# [Set exercise]
From the listing below, pull out all lines with "level" in them.

-- Data section start --

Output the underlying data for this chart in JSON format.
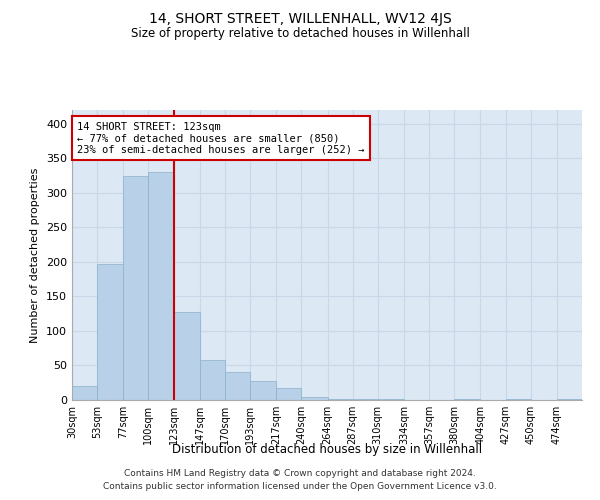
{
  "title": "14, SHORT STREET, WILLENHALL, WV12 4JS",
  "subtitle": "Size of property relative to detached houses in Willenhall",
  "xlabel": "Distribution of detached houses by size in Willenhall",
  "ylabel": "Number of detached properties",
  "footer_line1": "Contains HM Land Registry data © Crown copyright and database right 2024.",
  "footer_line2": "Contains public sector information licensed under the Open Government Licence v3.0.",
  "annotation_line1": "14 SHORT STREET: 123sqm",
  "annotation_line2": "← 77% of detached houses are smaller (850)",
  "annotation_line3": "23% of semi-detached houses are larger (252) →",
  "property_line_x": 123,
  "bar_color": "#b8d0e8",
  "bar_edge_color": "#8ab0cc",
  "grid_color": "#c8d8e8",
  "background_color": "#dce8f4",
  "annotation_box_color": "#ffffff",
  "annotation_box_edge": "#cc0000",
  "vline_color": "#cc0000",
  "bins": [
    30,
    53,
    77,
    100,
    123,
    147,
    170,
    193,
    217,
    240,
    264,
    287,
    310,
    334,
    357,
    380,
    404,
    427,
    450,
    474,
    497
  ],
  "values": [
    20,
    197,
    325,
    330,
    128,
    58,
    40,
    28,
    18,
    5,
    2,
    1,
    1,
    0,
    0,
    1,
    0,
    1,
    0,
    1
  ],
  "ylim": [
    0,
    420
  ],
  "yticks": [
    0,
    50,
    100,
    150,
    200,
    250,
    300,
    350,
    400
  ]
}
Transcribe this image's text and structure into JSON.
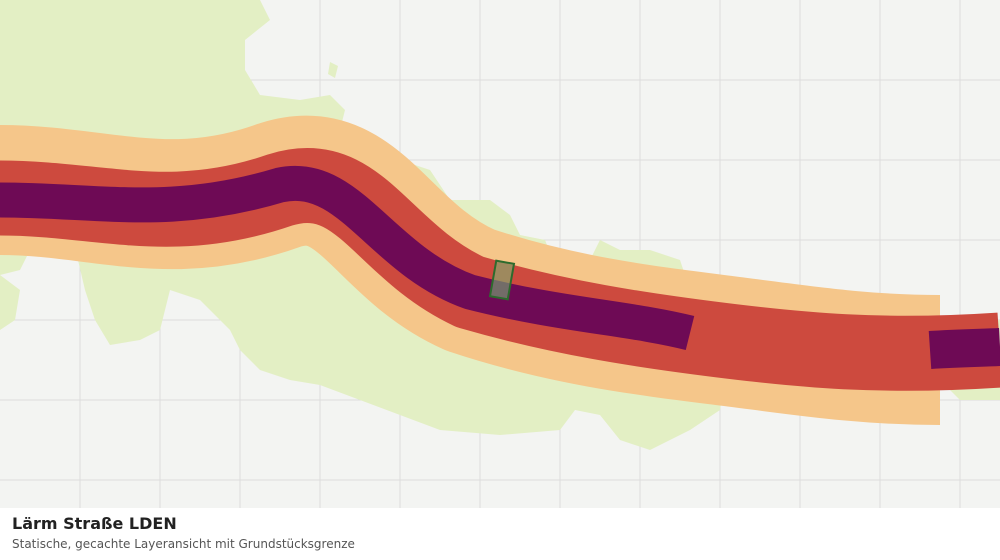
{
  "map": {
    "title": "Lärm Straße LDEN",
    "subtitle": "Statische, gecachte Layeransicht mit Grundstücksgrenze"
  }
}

-- Data section end --
-- Data section start --

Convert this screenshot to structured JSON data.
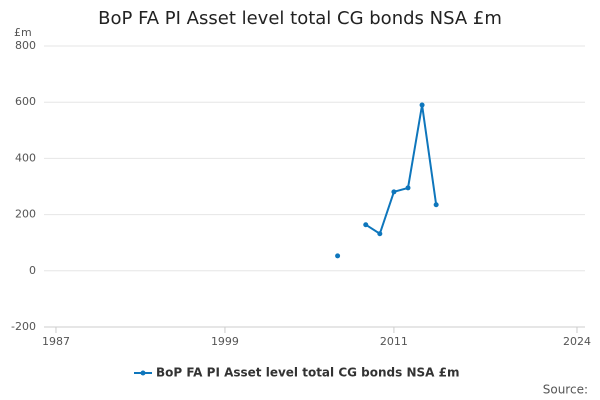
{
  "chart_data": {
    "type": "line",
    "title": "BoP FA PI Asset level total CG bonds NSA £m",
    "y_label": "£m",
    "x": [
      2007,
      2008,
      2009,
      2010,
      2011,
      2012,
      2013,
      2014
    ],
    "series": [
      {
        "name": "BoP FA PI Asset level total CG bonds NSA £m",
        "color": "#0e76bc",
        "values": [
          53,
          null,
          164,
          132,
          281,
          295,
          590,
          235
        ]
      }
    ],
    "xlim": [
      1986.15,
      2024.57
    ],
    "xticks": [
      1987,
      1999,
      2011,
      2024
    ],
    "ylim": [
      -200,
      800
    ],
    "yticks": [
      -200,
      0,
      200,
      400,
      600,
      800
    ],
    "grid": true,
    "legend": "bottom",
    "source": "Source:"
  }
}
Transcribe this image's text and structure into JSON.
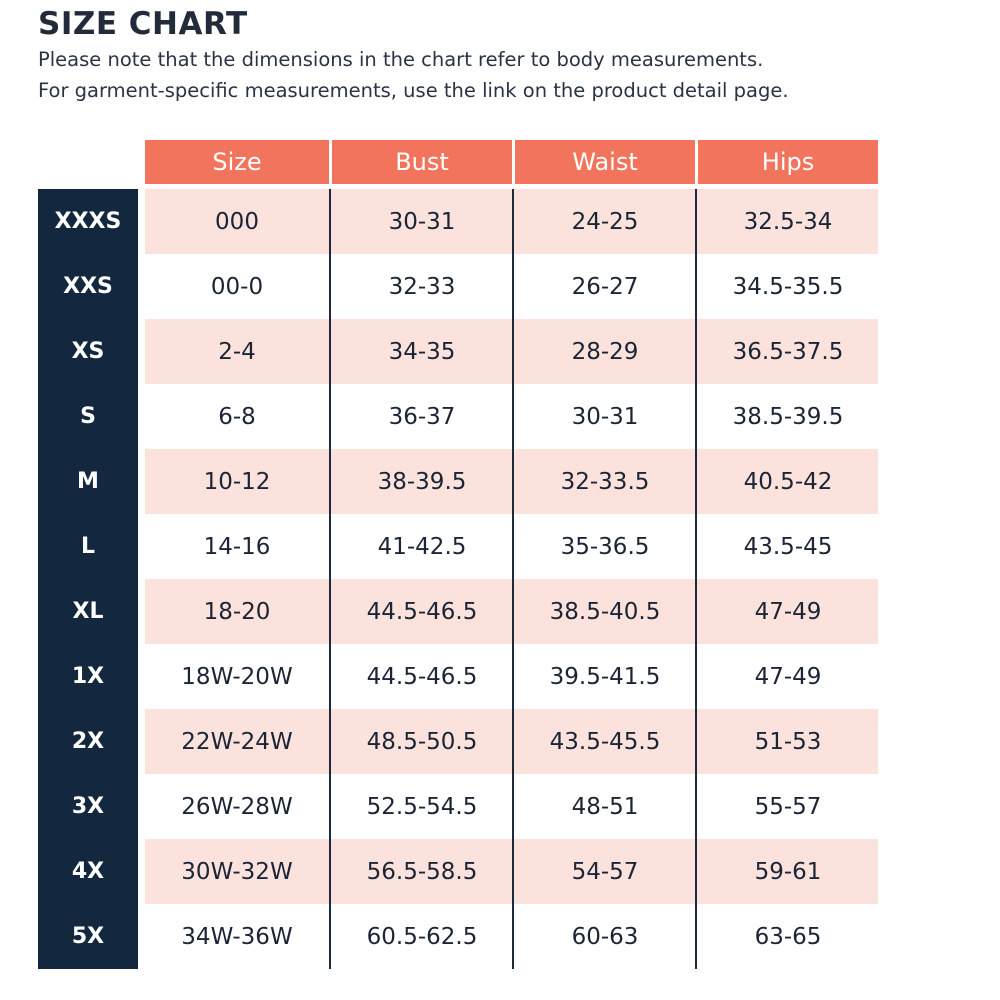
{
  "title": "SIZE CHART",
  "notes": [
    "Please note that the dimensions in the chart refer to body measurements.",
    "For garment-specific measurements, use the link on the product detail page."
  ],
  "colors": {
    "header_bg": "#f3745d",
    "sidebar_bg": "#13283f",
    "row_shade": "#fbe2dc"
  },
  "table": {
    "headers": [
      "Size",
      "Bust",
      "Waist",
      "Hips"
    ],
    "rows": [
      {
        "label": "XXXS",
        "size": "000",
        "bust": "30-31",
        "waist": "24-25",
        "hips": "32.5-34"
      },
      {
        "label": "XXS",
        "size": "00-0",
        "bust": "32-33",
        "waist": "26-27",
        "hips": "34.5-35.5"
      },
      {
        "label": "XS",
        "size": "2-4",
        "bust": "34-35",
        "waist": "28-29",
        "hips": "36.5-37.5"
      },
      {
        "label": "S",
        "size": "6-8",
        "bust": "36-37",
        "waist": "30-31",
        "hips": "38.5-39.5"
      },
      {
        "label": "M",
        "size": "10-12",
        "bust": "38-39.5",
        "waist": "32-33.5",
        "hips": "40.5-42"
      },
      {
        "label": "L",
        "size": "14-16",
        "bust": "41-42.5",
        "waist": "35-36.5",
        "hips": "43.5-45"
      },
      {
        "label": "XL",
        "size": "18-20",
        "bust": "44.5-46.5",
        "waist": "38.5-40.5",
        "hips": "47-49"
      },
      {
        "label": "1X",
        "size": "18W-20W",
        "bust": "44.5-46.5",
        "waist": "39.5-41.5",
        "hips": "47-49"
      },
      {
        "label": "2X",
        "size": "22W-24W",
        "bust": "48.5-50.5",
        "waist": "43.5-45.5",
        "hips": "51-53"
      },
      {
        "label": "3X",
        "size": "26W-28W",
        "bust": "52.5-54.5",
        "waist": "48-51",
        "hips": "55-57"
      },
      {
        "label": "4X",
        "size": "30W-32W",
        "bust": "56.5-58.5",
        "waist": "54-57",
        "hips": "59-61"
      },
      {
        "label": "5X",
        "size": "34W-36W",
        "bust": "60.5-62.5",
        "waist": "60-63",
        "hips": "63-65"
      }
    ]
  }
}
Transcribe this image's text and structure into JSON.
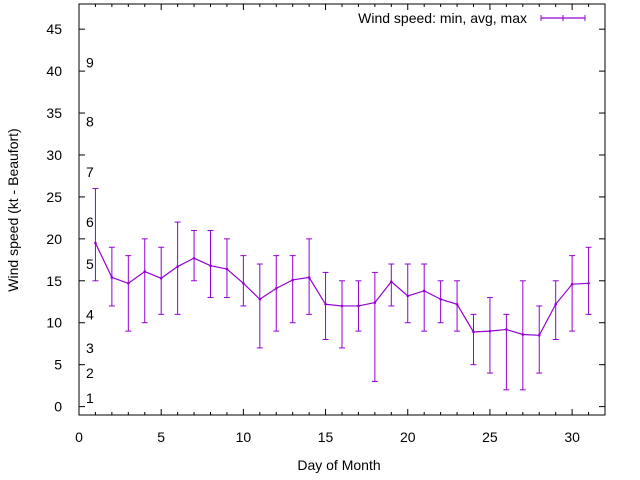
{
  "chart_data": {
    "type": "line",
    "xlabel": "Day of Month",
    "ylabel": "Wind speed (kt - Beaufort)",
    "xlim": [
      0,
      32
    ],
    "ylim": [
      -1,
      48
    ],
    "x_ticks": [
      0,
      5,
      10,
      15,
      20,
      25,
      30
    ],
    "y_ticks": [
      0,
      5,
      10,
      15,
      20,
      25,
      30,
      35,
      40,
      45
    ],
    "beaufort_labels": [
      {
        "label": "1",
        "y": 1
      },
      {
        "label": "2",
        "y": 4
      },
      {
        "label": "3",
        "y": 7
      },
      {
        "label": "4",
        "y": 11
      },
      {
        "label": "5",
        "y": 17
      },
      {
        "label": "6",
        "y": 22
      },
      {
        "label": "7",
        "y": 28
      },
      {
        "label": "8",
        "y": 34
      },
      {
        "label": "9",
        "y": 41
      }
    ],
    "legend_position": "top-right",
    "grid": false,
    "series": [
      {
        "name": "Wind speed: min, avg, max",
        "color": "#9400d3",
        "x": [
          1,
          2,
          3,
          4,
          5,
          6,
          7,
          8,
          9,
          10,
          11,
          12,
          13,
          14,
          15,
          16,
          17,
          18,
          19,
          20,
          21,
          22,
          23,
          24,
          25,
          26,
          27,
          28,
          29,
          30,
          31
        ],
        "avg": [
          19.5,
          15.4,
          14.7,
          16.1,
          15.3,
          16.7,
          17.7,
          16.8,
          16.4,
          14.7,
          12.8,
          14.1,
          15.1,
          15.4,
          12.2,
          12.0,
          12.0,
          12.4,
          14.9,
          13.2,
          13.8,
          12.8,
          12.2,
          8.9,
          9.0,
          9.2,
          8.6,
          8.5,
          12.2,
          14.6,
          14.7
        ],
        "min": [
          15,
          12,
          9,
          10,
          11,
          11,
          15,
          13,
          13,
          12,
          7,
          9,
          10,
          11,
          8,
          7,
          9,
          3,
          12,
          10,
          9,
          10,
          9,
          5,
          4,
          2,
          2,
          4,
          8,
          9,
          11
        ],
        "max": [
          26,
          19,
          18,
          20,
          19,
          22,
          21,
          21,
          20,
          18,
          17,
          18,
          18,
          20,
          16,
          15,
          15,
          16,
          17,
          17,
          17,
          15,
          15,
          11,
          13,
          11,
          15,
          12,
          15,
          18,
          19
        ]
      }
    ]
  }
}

-- Data section end --

# [Solution for this exercise]
    "title": "BoP FA PI Asset level total CG bonds NSA £m",
        "name": "BoP FA PI Asset level total CG bonds NSA £m",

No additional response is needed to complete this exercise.